> **Exercise prompt**:
Return the data exactly, with all pictures removed.

A block of data:
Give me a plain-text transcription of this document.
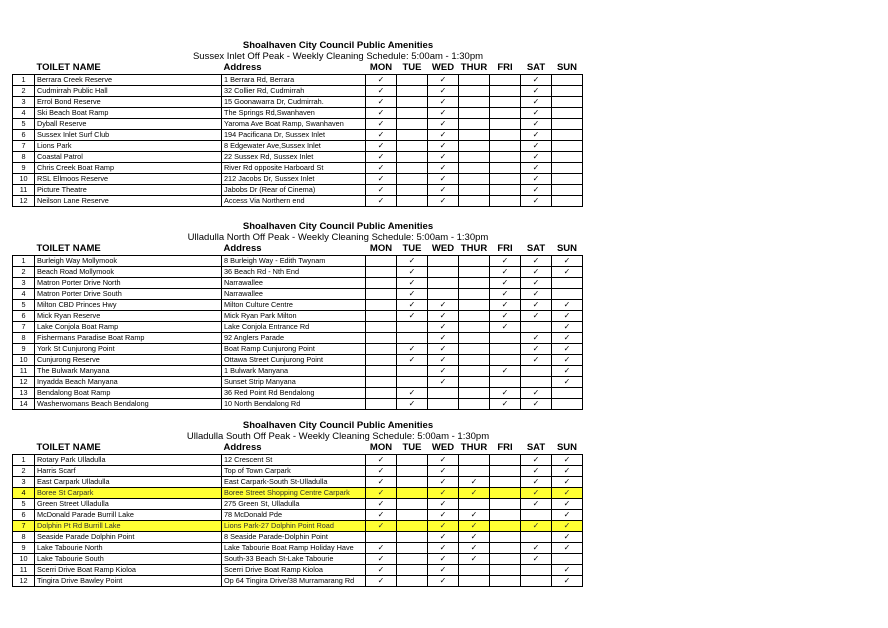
Shoalhaven City Council Public Amenities
Sussex Inlet Off Peak - Weekly Cleaning Schedule: 5:00am - 1:30pm
TOILET NAME		Address	MON	TUE	WED	THUR	FRI	SAT	SUN
1	Berrara Creek Reserve	1 Berrara Rd, Berrara	✓		✓			✓	
2	Cudmirrah Public Hall	32 Collier Rd, Cudmirrah	✓		✓			✓	
3	Errol Bond Reserve	15 Goonawarra Dr, Cudmirrah.	✓		✓			✓	
4	Ski Beach Boat Ramp	The Springs Rd,Swanhaven	✓		✓			✓	
5	Dyball Reserve	Yaroma Ave Boat Ramp, Swanhaven	✓		✓			✓	
6	Sussex Inlet Surf Club	194 Pacificana Dr, Sussex Inlet	✓		✓			✓	
7	Lions Park	8 Edgewater Ave,Sussex Inlet	✓		✓			✓	
8	Coastal Patrol	22 Sussex Rd, Sussex Inlet	✓		✓			✓	
9	Chris Creek Boat Ramp	River Rd opposite Harboard St	✓		✓			✓	
10	RSL Ellmoos Reserve	212 Jacobs Dr, Sussex Inlet	✓		✓			✓	
11	Picture Theatre	Jabobs Dr (Rear of Cinema)	✓		✓			✓	
12	Neilson Lane Reserve	Access Via Northern end	✓		✓			✓	
Shoalhaven City Council Public Amenities
Ulladulla North Off Peak - Weekly Cleaning Schedule: 5:00am - 1:30pm
TOILET NAME		Address	MON	TUE	WED	THUR	FRI	SAT	SUN
1	Burleigh Way Mollymook	8 Burleigh Way - Edith Twynam		✓			✓	✓	✓
2	Beach Road Mollymook	36 Beach Rd - Nth End		✓			✓	✓	✓
3	Matron Porter Drive North	Narrawallee		✓			✓	✓	
4	Matron Porter Drive South	Narrawallee		✓			✓	✓	
5	Milton CBD Princes Hwy	Milton Culture Centre		✓	✓		✓	✓	✓
6	Mick Ryan Reserve	Mick Ryan Park Milton		✓	✓		✓	✓	✓
7	Lake Conjola Boat Ramp	Lake Conjola Entrance Rd			✓		✓		✓
8	Fishermans Paradise Boat Ramp	92 Anglers Parade			✓			✓	✓
9	York St Cunjurong Point	Boat Ramp Cunjurong Point		✓	✓			✓	✓
10	Cunjurong Reserve	Ottawa Street Cunjurong Point		✓	✓			✓	✓
11	The Bulwark Manyana	1 Bulwark Manyana			✓		✓		✓
12	Inyadda Beach Manyana	Sunset Strip Manyana			✓				✓
13	Bendalong Boat Ramp	36 Red Point Rd Bendalong		✓			✓	✓	
14	Washerwomans Beach Bendalong	10 North Bendalong Rd		✓			✓	✓	
Shoalhaven City Council Public Amenities
Ulladulla South Off Peak - Weekly Cleaning Schedule: 5:00am - 1:30pm
TOILET NAME		Address	MON	TUE	WED	THUR	FRI	SAT	SUN
1	Rotary Park Ulladulla	12 Crescent St	✓		✓			✓	✓
2	Harris Scarf	Top of Town Carpark	✓		✓			✓	✓
3	East Carpark Ulladulla	East Carpark-South St-Ulladulla	✓		✓	✓		✓	✓
4	Boree St Carpark	Boree Street Shopping Centre Carpark	✓		✓	✓		✓	✓
5	Green Street Ulladulla	275 Green St, Ulladulla	✓		✓			✓	✓
6	McDonald Parade Burrill Lake	78 McDonald Pde	✓		✓	✓			✓
7	Dolphin Pt Rd Burrill Lake	Lions Park-27 Dolphin Point Road	✓		✓	✓		✓	✓
8	Seaside Parade Dolphin Point	8 Seaside Parade-Dolphin Point			✓	✓			✓
9	Lake Tabourie North	Lake Tabourie Boat Ramp Holiday Have	✓		✓	✓		✓	✓
10	Lake Tabourie South	South-33 Beach St-Lake Tabourie	✓		✓	✓		✓	
11	Scerri Drive Boat Ramp Kioloa	Scerri Drive Boat Ramp Kioloa	✓		✓				✓
12	Tingira Drive Bawley Point	Op 64 Tingira Drive/38 Murramarang Rd	✓		✓				✓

> **Completed exercise**:
Give me a plain-text transcription of this document.
Shoalhaven City Council Public Amenities
Sussex Inlet Off Peak - Weekly Cleaning Schedule: 5:00am - 1:30pm
TOILET NAME		Address	MON	TUE	WED	THUR	FRI	SAT	SUN
1	Berrara Creek Reserve	1 Berrara Rd, Berrara	✓		✓			✓	
2	Cudmirrah Public Hall	32 Collier Rd, Cudmirrah	✓		✓			✓	
3	Errol Bond Reserve	15 Goonawarra Dr, Cudmirrah.	✓		✓			✓	
4	Ski Beach Boat Ramp	The Springs Rd,Swanhaven	✓		✓			✓	
5	Dyball Reserve	Yaroma Ave Boat Ramp, Swanhaven	✓		✓			✓	
6	Sussex Inlet Surf Club	194 Pacificana Dr, Sussex Inlet	✓		✓			✓	
7	Lions Park	8 Edgewater Ave,Sussex Inlet	✓		✓			✓	
8	Coastal Patrol	22 Sussex Rd, Sussex Inlet	✓		✓			✓	
9	Chris Creek Boat Ramp	River Rd opposite Harboard St	✓		✓			✓	
10	RSL Ellmoos Reserve	212 Jacobs Dr, Sussex Inlet	✓		✓			✓	
11	Picture Theatre	Jabobs Dr (Rear of Cinema)	✓		✓			✓	
12	Neilson Lane Reserve	Access Via Northern end	✓		✓			✓	
Shoalhaven City Council Public Amenities
Ulladulla North Off Peak - Weekly Cleaning Schedule: 5:00am - 1:30pm
TOILET NAME		Address	MON	TUE	WED	THUR	FRI	SAT	SUN
1	Burleigh Way Mollymook	8 Burleigh Way - Edith Twynam		✓			✓	✓	✓
2	Beach Road Mollymook	36 Beach Rd - Nth End		✓			✓	✓	✓
3	Matron Porter Drive North	Narrawallee		✓			✓	✓	
4	Matron Porter Drive South	Narrawallee		✓			✓	✓	
5	Milton CBD Princes Hwy	Milton Culture Centre		✓	✓		✓	✓	✓
6	Mick Ryan Reserve	Mick Ryan Park Milton		✓	✓		✓	✓	✓
7	Lake Conjola Boat Ramp	Lake Conjola Entrance Rd			✓		✓		✓
8	Fishermans Paradise Boat Ramp	92 Anglers Parade			✓			✓	✓
9	York St Cunjurong Point	Boat Ramp Cunjurong Point		✓	✓			✓	✓
10	Cunjurong Reserve	Ottawa Street Cunjurong Point		✓	✓			✓	✓
11	The Bulwark Manyana	1 Bulwark Manyana			✓		✓		✓
12	Inyadda Beach Manyana	Sunset Strip Manyana			✓				✓
13	Bendalong Boat Ramp	36 Red Point Rd Bendalong		✓			✓	✓	
14	Washerwomans Beach Bendalong	10 North Bendalong Rd		✓			✓	✓	
Shoalhaven City Council Public Amenities
Ulladulla South Off Peak - Weekly Cleaning Schedule: 5:00am - 1:30pm
TOILET NAME		Address	MON	TUE	WED	THUR	FRI	SAT	SUN
1	Rotary Park Ulladulla	12 Crescent St	✓		✓			✓	✓
2	Harris Scarf	Top of Town Carpark	✓		✓			✓	✓
3	East Carpark Ulladulla	East Carpark-South St-Ulladulla	✓		✓	✓		✓	✓
4	Boree St Carpark	Boree Street Shopping Centre Carpark	✓		✓	✓		✓	✓
5	Green Street Ulladulla	275 Green St, Ulladulla	✓		✓			✓	✓
6	McDonald Parade Burrill Lake	78 McDonald Pde	✓		✓	✓			✓
7	Dolphin Pt Rd Burrill Lake	Lions Park-27 Dolphin Point Road	✓		✓	✓		✓	✓
8	Seaside Parade Dolphin Point	8 Seaside Parade-Dolphin Point			✓	✓			✓
9	Lake Tabourie North	Lake Tabourie Boat Ramp Holiday Have	✓		✓	✓		✓	✓
10	Lake Tabourie South	South-33 Beach St-Lake Tabourie	✓		✓	✓		✓	
11	Scerri Drive Boat Ramp Kioloa	Scerri Drive Boat Ramp Kioloa	✓		✓				✓
12	Tingira Drive Bawley Point	Op 64 Tingira Drive/38 Murramarang Rd	✓		✓				✓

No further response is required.